Below is a listing; reproduce each line of it exactly.

..........

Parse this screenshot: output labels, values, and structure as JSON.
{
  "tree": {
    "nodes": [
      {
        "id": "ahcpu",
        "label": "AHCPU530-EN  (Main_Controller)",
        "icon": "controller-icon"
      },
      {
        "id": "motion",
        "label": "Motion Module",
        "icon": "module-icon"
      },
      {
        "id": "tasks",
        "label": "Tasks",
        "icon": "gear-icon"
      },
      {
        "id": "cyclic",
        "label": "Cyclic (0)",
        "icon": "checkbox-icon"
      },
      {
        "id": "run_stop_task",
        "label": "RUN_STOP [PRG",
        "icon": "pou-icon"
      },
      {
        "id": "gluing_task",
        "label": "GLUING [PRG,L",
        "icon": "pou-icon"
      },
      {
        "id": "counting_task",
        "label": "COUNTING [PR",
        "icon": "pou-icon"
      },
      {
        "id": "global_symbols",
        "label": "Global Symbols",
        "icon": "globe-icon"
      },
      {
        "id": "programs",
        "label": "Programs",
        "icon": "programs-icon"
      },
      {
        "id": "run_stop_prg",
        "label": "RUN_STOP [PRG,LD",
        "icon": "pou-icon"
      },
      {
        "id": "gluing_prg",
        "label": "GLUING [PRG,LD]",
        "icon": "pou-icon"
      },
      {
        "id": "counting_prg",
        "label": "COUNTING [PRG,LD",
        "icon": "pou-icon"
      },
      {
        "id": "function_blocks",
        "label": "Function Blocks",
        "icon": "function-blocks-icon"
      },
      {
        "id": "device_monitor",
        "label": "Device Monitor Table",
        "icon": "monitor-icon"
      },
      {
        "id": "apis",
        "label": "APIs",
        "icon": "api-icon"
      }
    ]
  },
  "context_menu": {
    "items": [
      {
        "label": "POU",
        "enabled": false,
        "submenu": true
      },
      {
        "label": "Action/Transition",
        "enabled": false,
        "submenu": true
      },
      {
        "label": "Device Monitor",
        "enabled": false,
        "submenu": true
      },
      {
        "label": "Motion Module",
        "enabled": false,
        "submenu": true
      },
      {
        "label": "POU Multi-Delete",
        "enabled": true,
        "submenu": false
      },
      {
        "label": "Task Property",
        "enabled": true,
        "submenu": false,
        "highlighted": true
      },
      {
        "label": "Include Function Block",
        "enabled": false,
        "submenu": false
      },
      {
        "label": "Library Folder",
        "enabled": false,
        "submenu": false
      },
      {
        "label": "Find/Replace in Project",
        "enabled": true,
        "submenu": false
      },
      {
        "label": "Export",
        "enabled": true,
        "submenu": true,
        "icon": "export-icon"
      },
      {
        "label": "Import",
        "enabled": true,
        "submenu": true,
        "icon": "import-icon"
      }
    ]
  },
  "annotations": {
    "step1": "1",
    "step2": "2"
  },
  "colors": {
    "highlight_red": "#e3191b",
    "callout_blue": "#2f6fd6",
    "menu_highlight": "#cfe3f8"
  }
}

..........

# [Reply to the task]
Parse this screenshot: output labels, values, and structure as JSON.
{
  "tree": {
    "nodes": [
      {
        "id": "ahcpu",
        "label": "AHCPU530-EN  (Main_Controller)",
        "icon": "controller-icon"
      },
      {
        "id": "motion",
        "label": "Motion Module",
        "icon": "module-icon"
      },
      {
        "id": "tasks",
        "label": "Tasks",
        "icon": "gear-icon"
      },
      {
        "id": "cyclic",
        "label": "Cyclic (0)",
        "icon": "checkbox-icon"
      },
      {
        "id": "run_stop_task",
        "label": "RUN_STOP [PRG",
        "icon": "pou-icon"
      },
      {
        "id": "gluing_task",
        "label": "GLUING [PRG,L",
        "icon": "pou-icon"
      },
      {
        "id": "counting_task",
        "label": "COUNTING [PR",
        "icon": "pou-icon"
      },
      {
        "id": "global_symbols",
        "label": "Global Symbols",
        "icon": "globe-icon"
      },
      {
        "id": "programs",
        "label": "Programs",
        "icon": "programs-icon"
      },
      {
        "id": "run_stop_prg",
        "label": "RUN_STOP [PRG,LD",
        "icon": "pou-icon"
      },
      {
        "id": "gluing_prg",
        "label": "GLUING [PRG,LD]",
        "icon": "pou-icon"
      },
      {
        "id": "counting_prg",
        "label": "COUNTING [PRG,LD",
        "icon": "pou-icon"
      },
      {
        "id": "function_blocks",
        "label": "Function Blocks",
        "icon": "function-blocks-icon"
      },
      {
        "id": "device_monitor",
        "label": "Device Monitor Table",
        "icon": "monitor-icon"
      },
      {
        "id": "apis",
        "label": "APIs",
        "icon": "api-icon"
      }
    ]
  },
  "context_menu": {
    "items": [
      {
        "label": "POU",
        "enabled": false,
        "submenu": true
      },
      {
        "label": "Action/Transition",
        "enabled": false,
        "submenu": true
      },
      {
        "label": "Device Monitor",
        "enabled": false,
        "submenu": true
      },
      {
        "label": "Motion Module",
        "enabled": false,
        "submenu": true
      },
      {
        "label": "POU Multi-Delete",
        "enabled": true,
        "submenu": false
      },
      {
        "label": "Task Property",
        "enabled": true,
        "submenu": false,
        "highlighted": true
      },
      {
        "label": "Include Function Block",
        "enabled": false,
        "submenu": false
      },
      {
        "label": "Library Folder",
        "enabled": false,
        "submenu": false
      },
      {
        "label": "Find/Replace in Project",
        "enabled": true,
        "submenu": false
      },
      {
        "label": "Export",
        "enabled": true,
        "submenu": true,
        "icon": "export-icon"
      },
      {
        "label": "Import",
        "enabled": true,
        "submenu": true,
        "icon": "import-icon"
      }
    ]
  },
  "annotations": {
    "step1": "1",
    "step2": "2"
  },
  "colors": {
    "highlight_red": "#e3191b",
    "callout_blue": "#2f6fd6",
    "menu_highlight": "#cfe3f8"
  }
}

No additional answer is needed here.